:: Reading text ::
* begin *

After 80 years, Diego Rivera's portable murals return to MoMA ... at just the right time.
When the Museum of Modern Art mounted Diego Rivera's first solo museum show in 1931, the 45-year-old Mexican painter was already an international celebrity. Six weeks before the exhibition opened, journalists queued up to interview him in his temporary studio at MoMA, where he was working on the portable frescoes that would form the heart of that show. Standing with paintbrush in hand, Rivera bantered with reporters while deftly drawing figures into the quickly drying mixture of plaster, marble and lime.
Now five of those frescoes are again on display at MoMA in "Diego Rivera: Murals for the Museum of Modern Art." Eighty years on, the show is a revelation in many ways.
The sheer visual power of these works remind us that Rivera is one of the twentieth century's greats. To stand in front of the wall-sized fresco of Emiliano Zapata leading a white horse is to come face-to-face with an artwork as iconic and timeless as Matisse's "La Dance" or Picasso's portrait of Gertrude Stein.

* end *

:: Stored rows ::
* begin *

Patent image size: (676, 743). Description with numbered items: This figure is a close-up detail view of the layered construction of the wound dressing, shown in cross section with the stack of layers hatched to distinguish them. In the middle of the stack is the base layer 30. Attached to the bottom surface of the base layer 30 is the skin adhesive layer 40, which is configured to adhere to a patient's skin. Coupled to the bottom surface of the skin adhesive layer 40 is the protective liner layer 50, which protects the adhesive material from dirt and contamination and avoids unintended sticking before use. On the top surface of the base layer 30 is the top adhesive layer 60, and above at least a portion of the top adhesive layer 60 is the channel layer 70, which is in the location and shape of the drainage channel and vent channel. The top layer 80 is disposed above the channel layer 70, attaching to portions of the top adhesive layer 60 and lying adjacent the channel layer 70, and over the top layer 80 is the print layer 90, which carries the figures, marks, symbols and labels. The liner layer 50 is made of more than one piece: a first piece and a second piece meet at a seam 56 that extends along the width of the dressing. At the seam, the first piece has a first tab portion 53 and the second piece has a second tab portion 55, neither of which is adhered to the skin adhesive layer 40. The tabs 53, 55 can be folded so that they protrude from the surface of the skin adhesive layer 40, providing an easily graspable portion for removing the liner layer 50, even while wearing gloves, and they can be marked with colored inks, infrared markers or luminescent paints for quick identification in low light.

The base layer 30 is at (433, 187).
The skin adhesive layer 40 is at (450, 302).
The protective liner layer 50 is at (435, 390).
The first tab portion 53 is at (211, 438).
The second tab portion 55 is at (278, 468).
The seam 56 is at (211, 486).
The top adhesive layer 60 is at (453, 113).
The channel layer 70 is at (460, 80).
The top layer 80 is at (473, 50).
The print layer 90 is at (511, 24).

* end *
* begin *

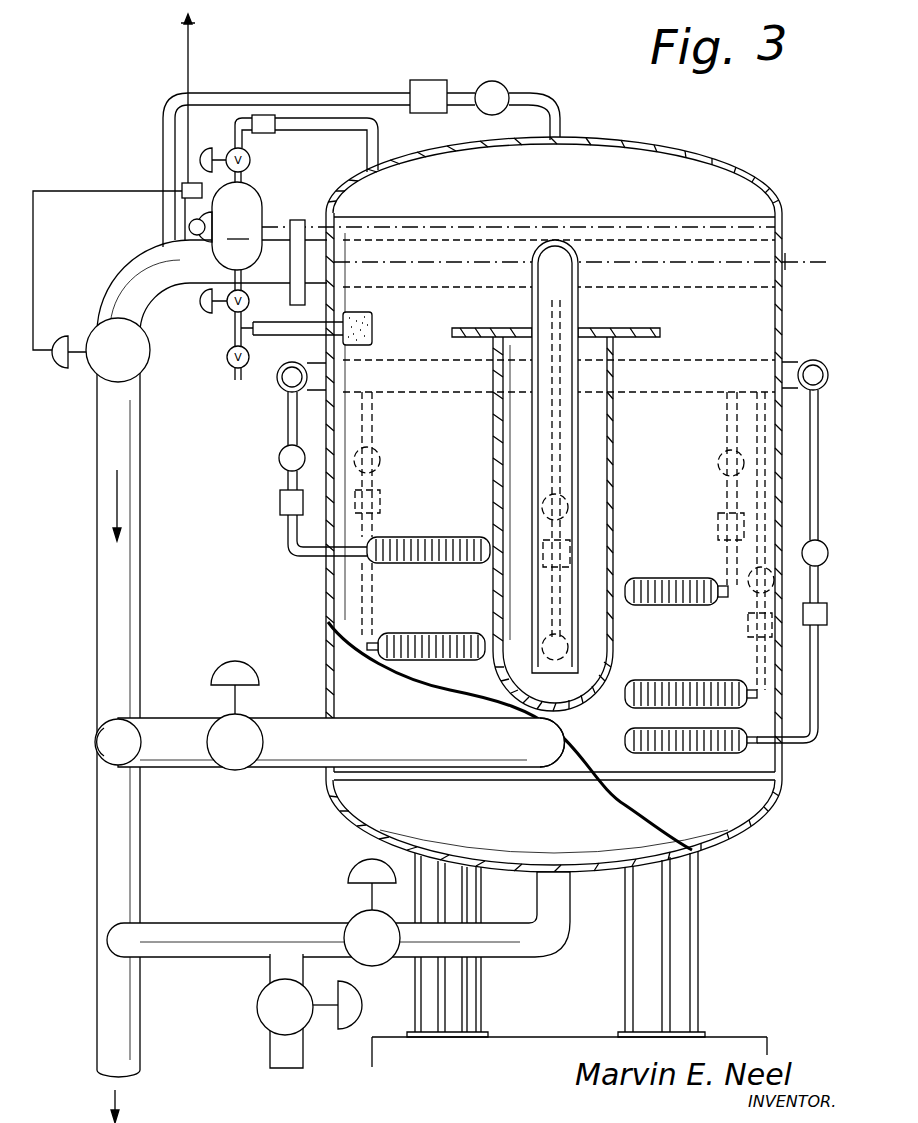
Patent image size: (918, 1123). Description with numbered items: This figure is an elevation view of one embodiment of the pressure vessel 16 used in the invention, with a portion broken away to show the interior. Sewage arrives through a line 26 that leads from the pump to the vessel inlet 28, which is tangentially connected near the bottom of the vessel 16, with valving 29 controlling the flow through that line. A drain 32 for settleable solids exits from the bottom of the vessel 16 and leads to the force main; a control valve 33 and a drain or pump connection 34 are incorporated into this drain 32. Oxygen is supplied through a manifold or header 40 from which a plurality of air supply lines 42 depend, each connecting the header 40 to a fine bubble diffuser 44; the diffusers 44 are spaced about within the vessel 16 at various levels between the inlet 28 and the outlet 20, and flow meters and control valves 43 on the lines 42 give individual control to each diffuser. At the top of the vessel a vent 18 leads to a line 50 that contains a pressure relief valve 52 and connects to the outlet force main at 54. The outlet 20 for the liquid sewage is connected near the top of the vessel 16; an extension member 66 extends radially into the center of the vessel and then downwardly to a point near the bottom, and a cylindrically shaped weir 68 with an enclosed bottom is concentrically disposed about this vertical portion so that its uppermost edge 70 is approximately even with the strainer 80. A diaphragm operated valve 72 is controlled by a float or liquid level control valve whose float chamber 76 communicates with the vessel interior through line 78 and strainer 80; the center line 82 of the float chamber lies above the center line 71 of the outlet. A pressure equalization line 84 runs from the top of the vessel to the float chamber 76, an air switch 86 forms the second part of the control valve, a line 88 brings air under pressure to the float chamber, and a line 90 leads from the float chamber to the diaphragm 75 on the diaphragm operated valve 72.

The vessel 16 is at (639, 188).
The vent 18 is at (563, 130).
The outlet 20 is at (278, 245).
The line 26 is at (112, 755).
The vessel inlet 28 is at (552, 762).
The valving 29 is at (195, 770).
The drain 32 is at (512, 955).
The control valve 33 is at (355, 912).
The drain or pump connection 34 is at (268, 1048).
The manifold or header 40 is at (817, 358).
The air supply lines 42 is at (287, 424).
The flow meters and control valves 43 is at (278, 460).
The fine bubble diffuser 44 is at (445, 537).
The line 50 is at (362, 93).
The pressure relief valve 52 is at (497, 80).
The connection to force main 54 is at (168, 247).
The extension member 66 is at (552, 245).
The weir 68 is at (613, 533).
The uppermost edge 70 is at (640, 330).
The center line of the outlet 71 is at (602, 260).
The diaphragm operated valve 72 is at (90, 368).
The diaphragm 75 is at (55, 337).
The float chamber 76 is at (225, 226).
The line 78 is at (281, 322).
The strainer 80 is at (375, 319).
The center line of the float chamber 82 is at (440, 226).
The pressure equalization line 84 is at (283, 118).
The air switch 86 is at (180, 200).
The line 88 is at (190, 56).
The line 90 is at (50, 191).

* end *
* begin *

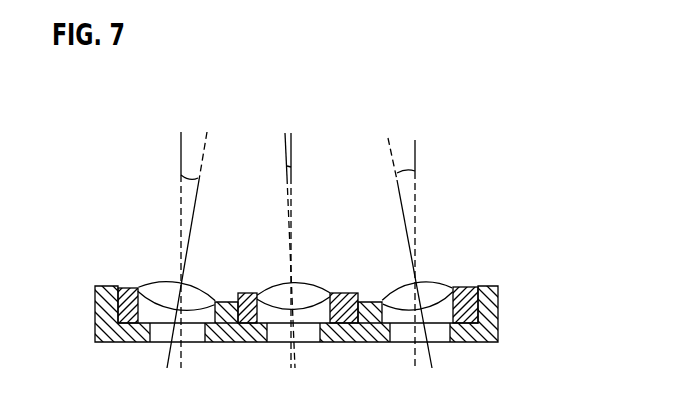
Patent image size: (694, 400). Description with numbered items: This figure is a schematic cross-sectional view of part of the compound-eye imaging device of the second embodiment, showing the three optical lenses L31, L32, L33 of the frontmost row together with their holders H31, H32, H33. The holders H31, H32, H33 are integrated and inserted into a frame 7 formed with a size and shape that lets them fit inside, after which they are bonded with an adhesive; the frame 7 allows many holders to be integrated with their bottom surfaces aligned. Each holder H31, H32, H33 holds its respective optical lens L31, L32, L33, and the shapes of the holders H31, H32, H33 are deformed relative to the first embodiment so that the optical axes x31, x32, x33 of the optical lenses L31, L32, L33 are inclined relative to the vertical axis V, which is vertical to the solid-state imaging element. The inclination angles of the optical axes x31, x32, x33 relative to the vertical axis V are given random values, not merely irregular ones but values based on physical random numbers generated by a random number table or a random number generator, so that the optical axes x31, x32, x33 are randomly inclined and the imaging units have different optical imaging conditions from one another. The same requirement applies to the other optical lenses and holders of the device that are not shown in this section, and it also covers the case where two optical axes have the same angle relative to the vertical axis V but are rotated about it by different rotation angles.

* end *

:: To-do list ::
• 1. Report every line of the rows above that contains the string "connection", copying each line in full. Case counts.
• 2. Go on with the article on Diego Rivera's murals at MoMA, picking up after its final sentence.

:: Set of answers ::
• 1.
Patent image size: (918, 1123). Description with numbered items: This figure is an elevation view of one embodiment of the pressure vessel 16 used in the invention, with a portion broken away to show the interior. Sewage arrives through a line 26 that leads from the pump to the vessel inlet 28, which is tangentially connected near the bottom of the vessel 16, with valving 29 controlling the flow through that line. A drain 32 for settleable solids exits from the bottom of the vessel 16 and leads to the force main; a control valve 33 and a drain or pump connection 34 are incorporated into this drain 32. Oxygen is supplied through a manifold or header 40 from which a plurality of air supply lines 42 depend, each connecting the header 40 to a fine bubble diffuser 44; the diffusers 44 are spaced about within the vessel 16 at various levels between the inlet 28 and the outlet 20, and flow meters and control valves 43 on the lines 42 give individual control to each diffuser. At the top of the vessel a vent 18 leads to a line 50 that contains a pressure relief valve 52 and connects to the outlet force main at 54. The outlet 20 for the liquid sewage is connected near the top of the vessel 16; an extension member 66 extends radially into the center of the vessel and then downwardly to a point near the bottom, and a cylindrically shaped weir 68 with an enclosed bottom is concentrically disposed about this vertical portion so that its uppermost edge 70 is approximately even with the strainer 80. A diaphragm operated valve 72 is controlled by a float or liquid level control valve whose float chamber 76 communicates with the vessel interior through line 78 and strainer 80; the center line 82 of the float chamber lies above the center line 71 of the outlet. A pressure equalization line 84 runs from the top of the vessel to the float chamber 76, an air switch 86 forms the second part of the control valve, a line 88 brings air under pressure to the float chamber, and a line 90 leads from the float chamber to the diaphragm 75 on the diaphragm operated valve 72.
The drain or pump connection 34 is at (268, 1048).
The connection to force main 54 is at (168, 247).

• 2.
Rivera's line is gorgeous; his use of color-ranging from the many browns of the peasants' faces and the deep greens of the vegetation to the chalky whites of their garments and the majestic horse-is both subtle and compelling. With its ground marble dust glittering under the museum spotlights, the fresco looks as fresh today as it must have when Rivera first limned it in December of 1931.
How astonishing it is to realize that this monumental work, although well known from picture postcards, has been hidden away from public view in MoMA's storage rooms for most of the last seven decades.
The story of how one of the twentieth century's most brilliant artists was first embraced, then shoved out of the art history canon in the United States is a long and complicated tale, whose many subplots have yet to be explored fully.
Rivera's famous political run-in with the Rockefeller family over "Man at the Crossroads," the 1933 mural they commissioned for the RCA building, then subsequently destroyed, is just one chapter. Letters on this subject from Nelson Rockefeller, Rivera and others form a fascinating part of the current MoMA show and offer some essential historical context.
But the role of the press, the academy and leading art critics like Clement Greenberg in defining the boundaries of Modern Art during the Cold War years is equally important. Only by untangling the fine skein of artistic attitudes and political ideologies can we begin to answer a question as burning for our contemporary art world as it was in the 30s, 40s and 50s: who makes it into the art canon and why?
In the United States today, Rivera's reputation is still heavily tarnished. Often he's dismissed as a "political propagandist," much as he was during the height of the Cold War. One wishes these critics would spend less time immersed in theory and more time using their eyes.
As the new MoMA show makes clear, Rivera was a superb draftsman.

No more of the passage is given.